What is needed: Images should be left out, and everything else in the listing reproduced exactly.

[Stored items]
/---
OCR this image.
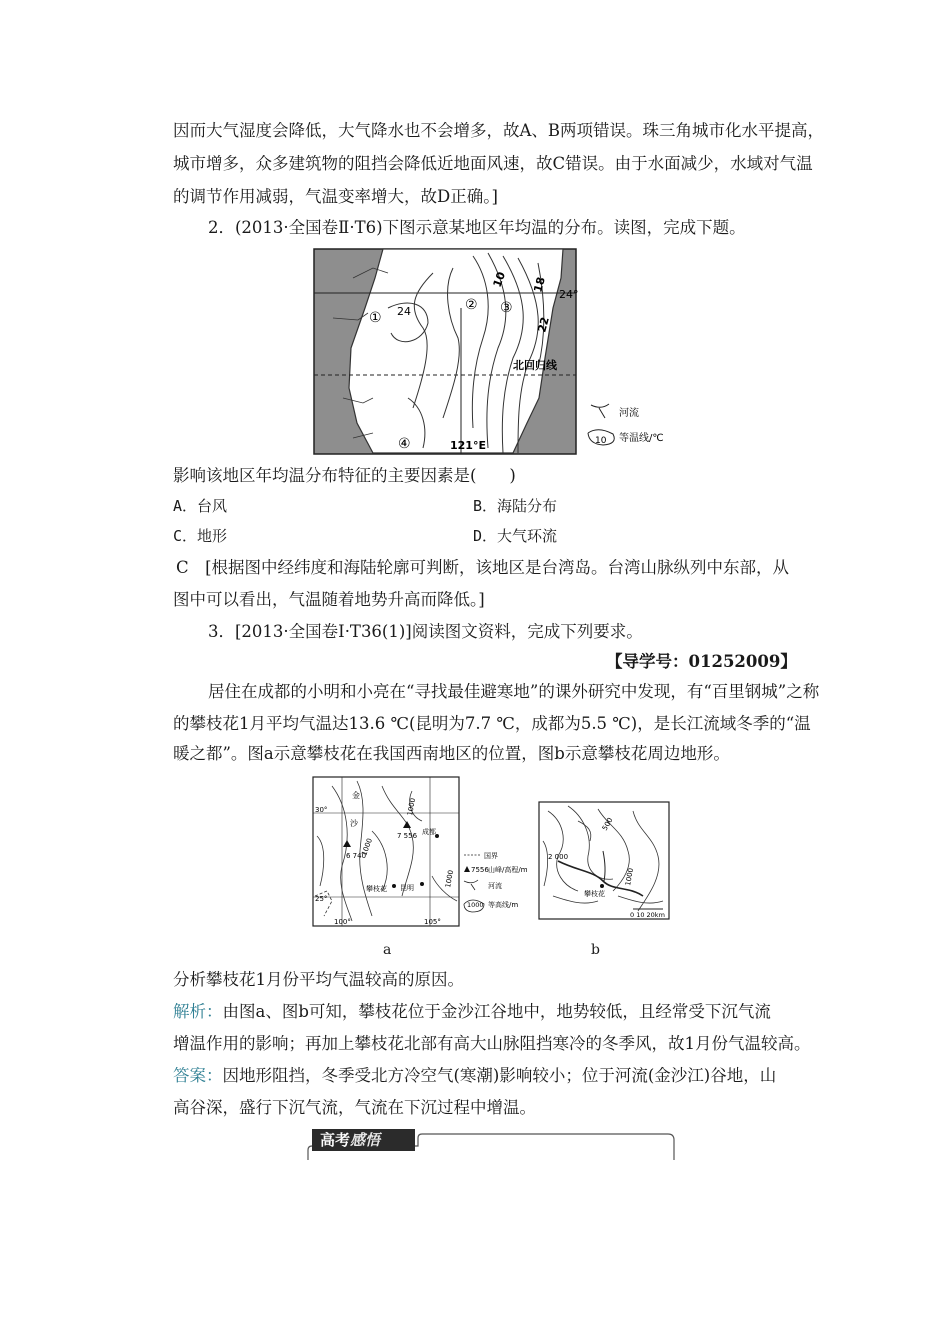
因而大气湿度会降低，大气降水也不会增多，故A、B两项错误。珠三角城市化水平提高，
城市增多，众多建筑物的阻挡会降低近地面风速，故C错误。由于水面减少，水域对气温
的调节作用减弱，气温变率增大，故D正确。]
2．(2013·全国卷Ⅱ·T6)下图示意某地区年均温的分布。读图，完成下题。
10 18
22
24°
24
①
② ③
④
北回归线
121°E
河流
10 等温线/℃
影响该地区年均温分布特征的主要因素是(　　)
A．台风	B．海陆分布
C．地形	D．大气环流
C　[根据图中经纬度和海陆轮廓可判断，该地区是台湾岛。台湾山脉纵列中东部，从
图中可以看出，气温随着地势升高而降低。]
3．[2013·全国卷Ⅰ·T36(1)]阅读图文资料，完成下列要求。
【导学号：01252009】
居住在成都的小明和小亮在“寻找最佳避寒地”的课外研究中发现，有“百里钢城”之称
的攀枝花1月平均气温达13.6 ℃(昆明为7.7 ℃，成都为5.5 ℃)，是长江流域冬季的“温
暖之都”。图a示意攀枝花在我国西南地区的位置，图b示意攀枝花周边地形。
金
沙
30°
7 556 成都
1000
6 740
攀枝花 昆明
25°
100°	105°
1000
1000
国界
7556 山峰/高程/m
河流
1000 等高线/m
500
2 000
1000
攀枝花
0 10 20km
a	b
分析攀枝花1月份平均气温较高的原因。
解析：由图a、图b可知，攀枝花位于金沙江谷地中，地势较低，且经常受下沉气流
增温作用的影响；再加上攀枝花北部有高大山脉阻挡寒冷的冬季风，故1月份气温较高。
答案：因地形阻挡，冬季受北方冷空气(寒潮)影响较小；位于河流(金沙江)谷地，山
高谷深，盛行下沉气流，气流在下沉过程中增温。
高考感悟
\---
Exercise answer:
OCR this image.
因而大气湿度会降低，大气降水也不会增多，故A、B两项错误。珠三角城市化水平提高，
城市增多，众多建筑物的阻挡会降低近地面风速，故C错误。由于水面减少，水域对气温
的调节作用减弱，气温变率增大，故D正确。]
2．(2013·全国卷Ⅱ·T6)下图示意某地区年均温的分布。读图，完成下题。
10 18
22
24°
24
①
② ③
④
北回归线
121°E
河流
10 等温线/℃
影响该地区年均温分布特征的主要因素是(　　)
A．台风	B．海陆分布
C．地形	D．大气环流
C　[根据图中经纬度和海陆轮廓可判断，该地区是台湾岛。台湾山脉纵列中东部，从
图中可以看出，气温随着地势升高而降低。]
3．[2013·全国卷Ⅰ·T36(1)]阅读图文资料，完成下列要求。
【导学号：01252009】
居住在成都的小明和小亮在“寻找最佳避寒地”的课外研究中发现，有“百里钢城”之称
的攀枝花1月平均气温达13.6 ℃(昆明为7.7 ℃，成都为5.5 ℃)，是长江流域冬季的“温
暖之都”。图a示意攀枝花在我国西南地区的位置，图b示意攀枝花周边地形。
金
沙
30°
7 556 成都
1000
6 740
攀枝花 昆明
25°
100°	105°
1000
1000
国界
7556 山峰/高程/m
河流
1000 等高线/m
500
2 000
1000
攀枝花
0 10 20km
a	b
分析攀枝花1月份平均气温较高的原因。
解析：由图a、图b可知，攀枝花位于金沙江谷地中，地势较低，且经常受下沉气流
增温作用的影响；再加上攀枝花北部有高大山脉阻挡寒冷的冬季风，故1月份气温较高。
答案：因地形阻挡，冬季受北方冷空气(寒潮)影响较小；位于河流(金沙江)谷地，山
高谷深，盛行下沉气流，气流在下沉过程中增温。
高考感悟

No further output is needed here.